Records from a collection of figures
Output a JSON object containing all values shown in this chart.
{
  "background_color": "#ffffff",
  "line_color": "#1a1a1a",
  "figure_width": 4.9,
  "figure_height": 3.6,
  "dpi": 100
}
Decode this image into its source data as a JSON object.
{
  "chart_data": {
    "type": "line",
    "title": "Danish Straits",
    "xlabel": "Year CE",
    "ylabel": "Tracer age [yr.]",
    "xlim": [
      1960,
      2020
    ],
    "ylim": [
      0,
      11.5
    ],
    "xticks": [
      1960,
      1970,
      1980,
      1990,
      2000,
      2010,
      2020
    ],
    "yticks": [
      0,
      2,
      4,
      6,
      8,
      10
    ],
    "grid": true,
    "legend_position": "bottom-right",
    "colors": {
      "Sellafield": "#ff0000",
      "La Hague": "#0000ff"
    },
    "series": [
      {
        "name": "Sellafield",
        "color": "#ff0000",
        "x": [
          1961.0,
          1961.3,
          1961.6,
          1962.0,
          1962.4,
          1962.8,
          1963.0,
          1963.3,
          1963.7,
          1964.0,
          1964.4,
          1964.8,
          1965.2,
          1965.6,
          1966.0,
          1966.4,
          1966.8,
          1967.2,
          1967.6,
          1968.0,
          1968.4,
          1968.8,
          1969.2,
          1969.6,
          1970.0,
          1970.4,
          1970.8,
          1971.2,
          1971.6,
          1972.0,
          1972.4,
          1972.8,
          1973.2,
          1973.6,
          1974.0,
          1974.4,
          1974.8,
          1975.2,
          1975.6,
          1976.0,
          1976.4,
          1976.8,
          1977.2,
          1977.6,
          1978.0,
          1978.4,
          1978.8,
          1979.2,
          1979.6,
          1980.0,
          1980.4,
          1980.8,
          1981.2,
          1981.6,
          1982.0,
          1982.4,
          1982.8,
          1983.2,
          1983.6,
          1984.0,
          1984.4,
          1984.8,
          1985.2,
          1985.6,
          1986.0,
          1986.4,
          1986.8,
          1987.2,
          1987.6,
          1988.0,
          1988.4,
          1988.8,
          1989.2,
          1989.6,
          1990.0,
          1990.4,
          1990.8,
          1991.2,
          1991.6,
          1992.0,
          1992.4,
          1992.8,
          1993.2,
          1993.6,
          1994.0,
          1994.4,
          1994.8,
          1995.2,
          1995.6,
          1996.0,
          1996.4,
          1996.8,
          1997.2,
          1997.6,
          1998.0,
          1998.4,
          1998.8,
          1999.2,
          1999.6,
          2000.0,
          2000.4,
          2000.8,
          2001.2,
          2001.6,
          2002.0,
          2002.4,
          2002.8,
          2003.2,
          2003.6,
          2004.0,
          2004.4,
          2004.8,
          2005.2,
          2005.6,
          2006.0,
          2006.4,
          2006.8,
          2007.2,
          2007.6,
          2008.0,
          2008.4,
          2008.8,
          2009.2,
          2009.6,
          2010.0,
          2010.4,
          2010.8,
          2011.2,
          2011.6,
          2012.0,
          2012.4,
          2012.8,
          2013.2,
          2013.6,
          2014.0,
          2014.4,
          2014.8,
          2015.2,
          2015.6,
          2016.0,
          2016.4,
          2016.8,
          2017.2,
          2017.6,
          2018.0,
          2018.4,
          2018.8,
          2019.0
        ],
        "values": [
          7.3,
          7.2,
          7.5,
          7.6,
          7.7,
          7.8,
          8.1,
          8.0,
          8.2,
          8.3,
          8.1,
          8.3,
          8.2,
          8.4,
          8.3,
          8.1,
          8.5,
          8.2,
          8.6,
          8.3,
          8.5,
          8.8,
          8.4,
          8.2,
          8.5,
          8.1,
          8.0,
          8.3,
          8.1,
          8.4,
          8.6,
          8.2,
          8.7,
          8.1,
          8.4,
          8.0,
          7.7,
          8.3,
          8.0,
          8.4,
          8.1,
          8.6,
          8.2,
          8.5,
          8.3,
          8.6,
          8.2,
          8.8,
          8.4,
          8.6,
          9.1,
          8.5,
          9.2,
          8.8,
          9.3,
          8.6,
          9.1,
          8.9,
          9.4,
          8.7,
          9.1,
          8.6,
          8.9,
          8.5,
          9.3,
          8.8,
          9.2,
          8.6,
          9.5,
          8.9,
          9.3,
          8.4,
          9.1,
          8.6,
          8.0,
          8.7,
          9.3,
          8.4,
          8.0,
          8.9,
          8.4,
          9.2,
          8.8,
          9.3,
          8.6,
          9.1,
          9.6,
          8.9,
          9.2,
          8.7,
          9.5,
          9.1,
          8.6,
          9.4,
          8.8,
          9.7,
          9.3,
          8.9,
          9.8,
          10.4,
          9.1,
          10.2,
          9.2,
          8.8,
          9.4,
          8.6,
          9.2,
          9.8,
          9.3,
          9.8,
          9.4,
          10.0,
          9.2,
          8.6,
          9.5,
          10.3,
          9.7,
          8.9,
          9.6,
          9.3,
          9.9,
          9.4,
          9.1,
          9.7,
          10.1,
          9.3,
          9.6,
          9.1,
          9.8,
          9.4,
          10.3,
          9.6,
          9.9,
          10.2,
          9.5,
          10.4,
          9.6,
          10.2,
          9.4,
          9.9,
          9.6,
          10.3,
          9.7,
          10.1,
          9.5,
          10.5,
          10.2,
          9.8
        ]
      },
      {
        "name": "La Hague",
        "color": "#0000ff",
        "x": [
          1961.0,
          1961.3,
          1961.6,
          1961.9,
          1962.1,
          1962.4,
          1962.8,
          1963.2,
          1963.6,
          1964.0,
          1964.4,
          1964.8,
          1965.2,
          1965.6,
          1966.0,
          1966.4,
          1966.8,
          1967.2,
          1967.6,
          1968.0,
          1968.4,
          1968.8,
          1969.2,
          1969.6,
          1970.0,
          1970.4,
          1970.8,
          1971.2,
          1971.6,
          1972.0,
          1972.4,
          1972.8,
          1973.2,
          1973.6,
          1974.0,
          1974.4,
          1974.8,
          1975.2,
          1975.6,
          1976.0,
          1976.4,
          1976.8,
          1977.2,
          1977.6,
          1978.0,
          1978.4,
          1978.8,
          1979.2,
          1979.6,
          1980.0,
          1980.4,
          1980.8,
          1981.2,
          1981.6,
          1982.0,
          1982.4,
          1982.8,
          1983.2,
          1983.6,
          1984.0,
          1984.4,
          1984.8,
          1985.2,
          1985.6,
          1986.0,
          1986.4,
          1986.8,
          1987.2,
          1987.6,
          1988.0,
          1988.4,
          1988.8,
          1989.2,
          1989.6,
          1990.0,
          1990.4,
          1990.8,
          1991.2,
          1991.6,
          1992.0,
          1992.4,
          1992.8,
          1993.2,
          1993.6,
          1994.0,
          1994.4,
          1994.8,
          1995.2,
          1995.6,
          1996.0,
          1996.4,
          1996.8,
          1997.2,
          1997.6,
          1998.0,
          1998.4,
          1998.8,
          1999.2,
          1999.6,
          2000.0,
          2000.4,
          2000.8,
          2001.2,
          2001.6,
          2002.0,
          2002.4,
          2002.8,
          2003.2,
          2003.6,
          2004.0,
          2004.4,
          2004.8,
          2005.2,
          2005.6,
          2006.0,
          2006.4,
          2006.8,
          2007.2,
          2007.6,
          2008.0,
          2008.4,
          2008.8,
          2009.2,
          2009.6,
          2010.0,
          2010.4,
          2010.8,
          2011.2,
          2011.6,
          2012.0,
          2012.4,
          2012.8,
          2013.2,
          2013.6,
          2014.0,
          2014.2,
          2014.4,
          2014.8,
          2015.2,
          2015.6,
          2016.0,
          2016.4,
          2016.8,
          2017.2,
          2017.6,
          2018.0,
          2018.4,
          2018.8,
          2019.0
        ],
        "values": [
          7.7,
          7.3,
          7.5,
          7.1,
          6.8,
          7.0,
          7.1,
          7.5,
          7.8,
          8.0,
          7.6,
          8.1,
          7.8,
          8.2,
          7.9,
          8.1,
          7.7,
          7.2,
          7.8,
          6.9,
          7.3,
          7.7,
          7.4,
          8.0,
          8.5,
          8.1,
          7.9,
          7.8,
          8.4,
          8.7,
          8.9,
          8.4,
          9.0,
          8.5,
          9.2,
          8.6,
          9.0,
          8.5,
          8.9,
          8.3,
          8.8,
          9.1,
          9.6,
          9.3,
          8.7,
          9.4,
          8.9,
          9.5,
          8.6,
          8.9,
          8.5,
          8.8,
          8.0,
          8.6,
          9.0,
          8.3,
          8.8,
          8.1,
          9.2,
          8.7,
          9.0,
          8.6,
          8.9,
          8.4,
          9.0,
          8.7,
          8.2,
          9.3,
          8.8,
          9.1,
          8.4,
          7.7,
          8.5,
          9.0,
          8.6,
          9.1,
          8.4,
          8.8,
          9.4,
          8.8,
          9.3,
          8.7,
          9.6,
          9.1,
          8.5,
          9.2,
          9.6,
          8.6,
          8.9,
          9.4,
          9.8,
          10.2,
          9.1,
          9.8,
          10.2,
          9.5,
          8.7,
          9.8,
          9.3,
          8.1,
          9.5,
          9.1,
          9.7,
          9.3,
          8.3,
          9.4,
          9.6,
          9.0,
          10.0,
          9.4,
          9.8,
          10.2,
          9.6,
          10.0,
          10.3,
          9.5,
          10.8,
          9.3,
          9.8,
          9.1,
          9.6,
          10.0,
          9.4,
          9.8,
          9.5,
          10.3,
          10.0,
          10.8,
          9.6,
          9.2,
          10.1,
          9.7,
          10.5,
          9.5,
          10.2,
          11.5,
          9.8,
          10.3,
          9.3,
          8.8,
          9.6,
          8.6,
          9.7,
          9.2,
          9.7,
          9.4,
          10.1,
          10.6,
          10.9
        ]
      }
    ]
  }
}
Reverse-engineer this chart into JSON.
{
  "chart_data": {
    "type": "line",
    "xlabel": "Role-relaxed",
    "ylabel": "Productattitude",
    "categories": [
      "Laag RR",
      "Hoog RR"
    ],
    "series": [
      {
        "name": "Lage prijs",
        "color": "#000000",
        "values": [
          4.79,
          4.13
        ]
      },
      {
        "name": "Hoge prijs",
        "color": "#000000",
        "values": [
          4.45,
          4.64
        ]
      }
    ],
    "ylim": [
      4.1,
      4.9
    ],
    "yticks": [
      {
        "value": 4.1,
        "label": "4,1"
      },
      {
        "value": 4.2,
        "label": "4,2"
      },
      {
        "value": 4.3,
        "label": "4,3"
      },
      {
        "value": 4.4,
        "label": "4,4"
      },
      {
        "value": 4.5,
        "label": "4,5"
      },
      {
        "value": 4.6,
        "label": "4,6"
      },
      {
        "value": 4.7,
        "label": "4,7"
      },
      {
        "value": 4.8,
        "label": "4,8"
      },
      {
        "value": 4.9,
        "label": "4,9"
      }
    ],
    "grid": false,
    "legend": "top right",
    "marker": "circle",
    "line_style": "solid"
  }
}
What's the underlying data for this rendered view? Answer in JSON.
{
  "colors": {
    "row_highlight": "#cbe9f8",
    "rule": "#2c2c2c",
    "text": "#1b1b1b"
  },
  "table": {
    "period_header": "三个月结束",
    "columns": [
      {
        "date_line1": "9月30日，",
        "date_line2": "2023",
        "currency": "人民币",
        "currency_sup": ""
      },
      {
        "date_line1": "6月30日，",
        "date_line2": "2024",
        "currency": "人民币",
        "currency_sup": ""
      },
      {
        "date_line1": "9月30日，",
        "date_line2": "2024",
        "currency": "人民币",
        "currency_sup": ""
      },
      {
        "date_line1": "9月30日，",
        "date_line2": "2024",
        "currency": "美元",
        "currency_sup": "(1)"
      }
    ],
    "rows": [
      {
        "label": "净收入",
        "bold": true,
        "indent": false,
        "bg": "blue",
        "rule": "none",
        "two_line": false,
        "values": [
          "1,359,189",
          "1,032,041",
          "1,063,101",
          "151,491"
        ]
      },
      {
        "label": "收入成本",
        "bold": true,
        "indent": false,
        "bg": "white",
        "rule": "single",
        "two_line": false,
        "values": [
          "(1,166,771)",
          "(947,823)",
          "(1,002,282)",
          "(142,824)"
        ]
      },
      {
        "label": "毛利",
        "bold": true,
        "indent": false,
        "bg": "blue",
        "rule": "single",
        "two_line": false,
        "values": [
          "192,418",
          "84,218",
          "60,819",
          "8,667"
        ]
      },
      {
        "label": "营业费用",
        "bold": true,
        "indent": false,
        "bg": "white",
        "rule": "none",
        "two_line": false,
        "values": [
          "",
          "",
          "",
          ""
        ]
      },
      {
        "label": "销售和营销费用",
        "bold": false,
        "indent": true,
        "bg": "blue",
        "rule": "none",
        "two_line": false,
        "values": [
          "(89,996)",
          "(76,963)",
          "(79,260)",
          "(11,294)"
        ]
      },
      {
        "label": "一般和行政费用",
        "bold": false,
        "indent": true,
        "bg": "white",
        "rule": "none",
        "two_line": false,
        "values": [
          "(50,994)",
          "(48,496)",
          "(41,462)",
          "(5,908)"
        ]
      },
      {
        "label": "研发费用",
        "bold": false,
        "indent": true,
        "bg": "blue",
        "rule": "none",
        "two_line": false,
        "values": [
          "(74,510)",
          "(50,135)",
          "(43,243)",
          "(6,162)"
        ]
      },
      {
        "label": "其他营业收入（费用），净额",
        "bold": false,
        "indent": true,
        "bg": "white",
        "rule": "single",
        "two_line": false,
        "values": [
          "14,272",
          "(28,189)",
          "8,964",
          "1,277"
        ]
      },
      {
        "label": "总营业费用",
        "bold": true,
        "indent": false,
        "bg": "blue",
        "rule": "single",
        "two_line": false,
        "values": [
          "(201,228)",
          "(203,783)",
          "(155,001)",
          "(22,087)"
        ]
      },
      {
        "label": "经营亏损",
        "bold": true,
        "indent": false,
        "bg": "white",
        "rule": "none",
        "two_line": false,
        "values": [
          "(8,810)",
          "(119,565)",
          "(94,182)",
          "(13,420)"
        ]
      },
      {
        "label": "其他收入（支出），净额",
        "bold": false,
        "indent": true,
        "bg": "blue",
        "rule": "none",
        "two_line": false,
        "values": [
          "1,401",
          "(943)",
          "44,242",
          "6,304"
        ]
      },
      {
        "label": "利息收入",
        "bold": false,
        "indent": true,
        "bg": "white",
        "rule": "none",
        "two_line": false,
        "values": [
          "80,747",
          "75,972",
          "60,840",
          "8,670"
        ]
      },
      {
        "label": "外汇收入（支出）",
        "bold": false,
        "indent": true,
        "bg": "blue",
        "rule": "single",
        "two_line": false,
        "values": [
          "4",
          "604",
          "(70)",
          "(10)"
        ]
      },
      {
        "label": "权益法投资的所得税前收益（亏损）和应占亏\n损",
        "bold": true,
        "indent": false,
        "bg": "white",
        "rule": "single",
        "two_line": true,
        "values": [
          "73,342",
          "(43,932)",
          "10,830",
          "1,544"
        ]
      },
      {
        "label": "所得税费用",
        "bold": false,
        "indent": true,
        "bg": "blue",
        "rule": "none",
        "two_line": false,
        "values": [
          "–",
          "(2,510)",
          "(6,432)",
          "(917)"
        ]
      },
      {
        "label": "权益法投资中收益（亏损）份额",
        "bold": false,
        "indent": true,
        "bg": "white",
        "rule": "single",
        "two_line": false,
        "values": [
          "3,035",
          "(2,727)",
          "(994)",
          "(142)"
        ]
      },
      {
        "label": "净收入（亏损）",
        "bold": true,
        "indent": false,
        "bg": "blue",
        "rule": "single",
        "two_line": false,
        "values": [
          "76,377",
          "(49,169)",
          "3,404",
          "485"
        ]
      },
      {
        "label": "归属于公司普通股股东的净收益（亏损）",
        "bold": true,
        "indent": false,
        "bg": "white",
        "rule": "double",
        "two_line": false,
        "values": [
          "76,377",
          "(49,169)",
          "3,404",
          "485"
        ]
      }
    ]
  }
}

### What is needed:
List all lines in the material containing the string "into".

### Solution to the problem:
Decode this image into its source data as a JSON object.
Reverse-engineer this chart into JSON.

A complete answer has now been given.